- _YOUR TASK_
Set down all of the data exactly as it appears.

- _RECORDS TO USE_
-------------------------

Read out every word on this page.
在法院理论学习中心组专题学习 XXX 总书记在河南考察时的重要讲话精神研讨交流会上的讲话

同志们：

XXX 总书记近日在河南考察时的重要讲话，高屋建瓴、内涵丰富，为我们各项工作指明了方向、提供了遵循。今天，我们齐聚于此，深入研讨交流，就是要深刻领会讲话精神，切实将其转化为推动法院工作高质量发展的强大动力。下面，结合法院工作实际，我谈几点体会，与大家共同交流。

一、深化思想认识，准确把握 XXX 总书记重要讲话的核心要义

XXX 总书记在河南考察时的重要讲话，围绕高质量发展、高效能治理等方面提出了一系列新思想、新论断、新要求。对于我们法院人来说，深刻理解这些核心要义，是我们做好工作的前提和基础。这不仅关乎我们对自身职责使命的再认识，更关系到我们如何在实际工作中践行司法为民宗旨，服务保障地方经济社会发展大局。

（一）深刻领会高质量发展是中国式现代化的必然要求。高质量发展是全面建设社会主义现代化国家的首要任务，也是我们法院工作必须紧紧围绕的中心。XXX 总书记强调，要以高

-------------------------

- _ANSWER IN FULL_
Read out every word on this page.
在法院理论学习中心组专题学习 XXX 总书记在河南考察时的重要讲话精神研讨交流会上的讲话

同志们：

XXX 总书记近日在河南考察时的重要讲话，高屋建瓴、内涵丰富，为我们各项工作指明了方向、提供了遵循。今天，我们齐聚于此，深入研讨交流，就是要深刻领会讲话精神，切实将其转化为推动法院工作高质量发展的强大动力。下面，结合法院工作实际，我谈几点体会，与大家共同交流。

一、深化思想认识，准确把握 XXX 总书记重要讲话的核心要义

XXX 总书记在河南考察时的重要讲话，围绕高质量发展、高效能治理等方面提出了一系列新思想、新论断、新要求。对于我们法院人来说，深刻理解这些核心要义，是我们做好工作的前提和基础。这不仅关乎我们对自身职责使命的再认识，更关系到我们如何在实际工作中践行司法为民宗旨，服务保障地方经济社会发展大局。

（一）深刻领会高质量发展是中国式现代化的必然要求。高质量发展是全面建设社会主义现代化国家的首要任务，也是我们法院工作必须紧紧围绕的中心。XXX 总书记强调，要以高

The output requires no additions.